REQUEST:
Copy out each line of the material below with no changes.

RECORDS FOR THE TASK:
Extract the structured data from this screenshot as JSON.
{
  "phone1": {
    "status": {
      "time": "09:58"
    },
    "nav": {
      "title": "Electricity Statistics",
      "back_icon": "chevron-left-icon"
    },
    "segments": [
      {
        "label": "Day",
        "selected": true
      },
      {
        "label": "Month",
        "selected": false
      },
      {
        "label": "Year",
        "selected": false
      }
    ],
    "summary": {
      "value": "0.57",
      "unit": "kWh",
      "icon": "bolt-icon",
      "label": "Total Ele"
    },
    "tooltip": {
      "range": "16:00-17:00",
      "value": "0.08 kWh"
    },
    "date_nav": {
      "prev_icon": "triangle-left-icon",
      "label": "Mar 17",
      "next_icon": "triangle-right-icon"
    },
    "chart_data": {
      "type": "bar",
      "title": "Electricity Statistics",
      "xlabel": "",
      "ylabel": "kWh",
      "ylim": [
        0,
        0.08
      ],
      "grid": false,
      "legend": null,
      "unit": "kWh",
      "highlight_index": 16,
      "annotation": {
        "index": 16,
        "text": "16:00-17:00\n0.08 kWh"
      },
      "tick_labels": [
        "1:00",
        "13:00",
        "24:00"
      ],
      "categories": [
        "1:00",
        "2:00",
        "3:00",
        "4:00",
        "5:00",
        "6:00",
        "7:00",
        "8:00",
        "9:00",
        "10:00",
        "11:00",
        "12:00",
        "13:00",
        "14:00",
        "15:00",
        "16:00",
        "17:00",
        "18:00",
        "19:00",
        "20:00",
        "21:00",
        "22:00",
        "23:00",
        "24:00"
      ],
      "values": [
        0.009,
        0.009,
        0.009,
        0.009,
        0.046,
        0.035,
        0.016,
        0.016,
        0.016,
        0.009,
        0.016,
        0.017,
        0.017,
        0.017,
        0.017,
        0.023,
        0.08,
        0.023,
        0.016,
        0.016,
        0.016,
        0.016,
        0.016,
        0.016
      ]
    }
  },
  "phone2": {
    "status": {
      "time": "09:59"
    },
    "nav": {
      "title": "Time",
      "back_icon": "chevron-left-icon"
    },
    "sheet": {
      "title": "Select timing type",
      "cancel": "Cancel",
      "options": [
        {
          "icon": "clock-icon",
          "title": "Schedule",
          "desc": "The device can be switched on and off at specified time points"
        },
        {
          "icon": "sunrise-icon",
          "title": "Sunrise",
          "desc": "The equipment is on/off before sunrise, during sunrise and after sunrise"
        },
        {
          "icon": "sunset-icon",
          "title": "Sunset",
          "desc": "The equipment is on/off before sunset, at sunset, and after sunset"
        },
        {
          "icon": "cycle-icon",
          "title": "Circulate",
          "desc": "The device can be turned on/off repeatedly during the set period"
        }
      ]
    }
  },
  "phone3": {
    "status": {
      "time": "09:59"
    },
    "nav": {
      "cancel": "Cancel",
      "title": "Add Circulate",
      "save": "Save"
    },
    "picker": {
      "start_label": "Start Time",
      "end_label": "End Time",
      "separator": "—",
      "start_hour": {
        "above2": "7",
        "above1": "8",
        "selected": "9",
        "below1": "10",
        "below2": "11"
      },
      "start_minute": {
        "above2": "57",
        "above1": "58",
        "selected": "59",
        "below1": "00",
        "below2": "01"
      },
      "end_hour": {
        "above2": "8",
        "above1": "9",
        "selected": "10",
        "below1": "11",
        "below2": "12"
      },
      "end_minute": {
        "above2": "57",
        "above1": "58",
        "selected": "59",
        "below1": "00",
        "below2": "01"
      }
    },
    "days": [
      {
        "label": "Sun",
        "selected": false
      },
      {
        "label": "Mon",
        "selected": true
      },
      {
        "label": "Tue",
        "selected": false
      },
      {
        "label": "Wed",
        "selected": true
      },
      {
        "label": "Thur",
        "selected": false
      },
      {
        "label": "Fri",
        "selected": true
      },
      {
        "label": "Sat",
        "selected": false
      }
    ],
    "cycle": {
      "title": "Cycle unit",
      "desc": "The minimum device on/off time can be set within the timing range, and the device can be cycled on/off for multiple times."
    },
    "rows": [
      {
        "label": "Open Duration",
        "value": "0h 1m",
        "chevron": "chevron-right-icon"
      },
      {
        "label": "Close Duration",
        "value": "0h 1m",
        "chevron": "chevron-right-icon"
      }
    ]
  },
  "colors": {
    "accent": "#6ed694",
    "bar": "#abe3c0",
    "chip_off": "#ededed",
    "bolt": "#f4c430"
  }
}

REPLY:
Extract the structured data from this screenshot as JSON.
{
  "phone1": {
    "status": {
      "time": "09:58"
    },
    "nav": {
      "title": "Electricity Statistics",
      "back_icon": "chevron-left-icon"
    },
    "segments": [
      {
        "label": "Day",
        "selected": true
      },
      {
        "label": "Month",
        "selected": false
      },
      {
        "label": "Year",
        "selected": false
      }
    ],
    "summary": {
      "value": "0.57",
      "unit": "kWh",
      "icon": "bolt-icon",
      "label": "Total Ele"
    },
    "tooltip": {
      "range": "16:00-17:00",
      "value": "0.08 kWh"
    },
    "date_nav": {
      "prev_icon": "triangle-left-icon",
      "label": "Mar 17",
      "next_icon": "triangle-right-icon"
    },
    "chart_data": {
      "type": "bar",
      "title": "Electricity Statistics",
      "xlabel": "",
      "ylabel": "kWh",
      "ylim": [
        0,
        0.08
      ],
      "grid": false,
      "legend": null,
      "unit": "kWh",
      "highlight_index": 16,
      "annotation": {
        "index": 16,
        "text": "16:00-17:00\n0.08 kWh"
      },
      "tick_labels": [
        "1:00",
        "13:00",
        "24:00"
      ],
      "categories": [
        "1:00",
        "2:00",
        "3:00",
        "4:00",
        "5:00",
        "6:00",
        "7:00",
        "8:00",
        "9:00",
        "10:00",
        "11:00",
        "12:00",
        "13:00",
        "14:00",
        "15:00",
        "16:00",
        "17:00",
        "18:00",
        "19:00",
        "20:00",
        "21:00",
        "22:00",
        "23:00",
        "24:00"
      ],
      "values": [
        0.009,
        0.009,
        0.009,
        0.009,
        0.046,
        0.035,
        0.016,
        0.016,
        0.016,
        0.009,
        0.016,
        0.017,
        0.017,
        0.017,
        0.017,
        0.023,
        0.08,
        0.023,
        0.016,
        0.016,
        0.016,
        0.016,
        0.016,
        0.016
      ]
    }
  },
  "phone2": {
    "status": {
      "time": "09:59"
    },
    "nav": {
      "title": "Time",
      "back_icon": "chevron-left-icon"
    },
    "sheet": {
      "title": "Select timing type",
      "cancel": "Cancel",
      "options": [
        {
          "icon": "clock-icon",
          "title": "Schedule",
          "desc": "The device can be switched on and off at specified time points"
        },
        {
          "icon": "sunrise-icon",
          "title": "Sunrise",
          "desc": "The equipment is on/off before sunrise, during sunrise and after sunrise"
        },
        {
          "icon": "sunset-icon",
          "title": "Sunset",
          "desc": "The equipment is on/off before sunset, at sunset, and after sunset"
        },
        {
          "icon": "cycle-icon",
          "title": "Circulate",
          "desc": "The device can be turned on/off repeatedly during the set period"
        }
      ]
    }
  },
  "phone3": {
    "status": {
      "time": "09:59"
    },
    "nav": {
      "cancel": "Cancel",
      "title": "Add Circulate",
      "save": "Save"
    },
    "picker": {
      "start_label": "Start Time",
      "end_label": "End Time",
      "separator": "—",
      "start_hour": {
        "above2": "7",
        "above1": "8",
        "selected": "9",
        "below1": "10",
        "below2": "11"
      },
      "start_minute": {
        "above2": "57",
        "above1": "58",
        "selected": "59",
        "below1": "00",
        "below2": "01"
      },
      "end_hour": {
        "above2": "8",
        "above1": "9",
        "selected": "10",
        "below1": "11",
        "below2": "12"
      },
      "end_minute": {
        "above2": "57",
        "above1": "58",
        "selected": "59",
        "below1": "00",
        "below2": "01"
      }
    },
    "days": [
      {
        "label": "Sun",
        "selected": false
      },
      {
        "label": "Mon",
        "selected": true
      },
      {
        "label": "Tue",
        "selected": false
      },
      {
        "label": "Wed",
        "selected": true
      },
      {
        "label": "Thur",
        "selected": false
      },
      {
        "label": "Fri",
        "selected": true
      },
      {
        "label": "Sat",
        "selected": false
      }
    ],
    "cycle": {
      "title": "Cycle unit",
      "desc": "The minimum device on/off time can be set within the timing range, and the device can be cycled on/off for multiple times."
    },
    "rows": [
      {
        "label": "Open Duration",
        "value": "0h 1m",
        "chevron": "chevron-right-icon"
      },
      {
        "label": "Close Duration",
        "value": "0h 1m",
        "chevron": "chevron-right-icon"
      }
    ]
  },
  "colors": {
    "accent": "#6ed694",
    "bar": "#abe3c0",
    "chip_off": "#ededed",
    "bolt": "#f4c430"
  }
}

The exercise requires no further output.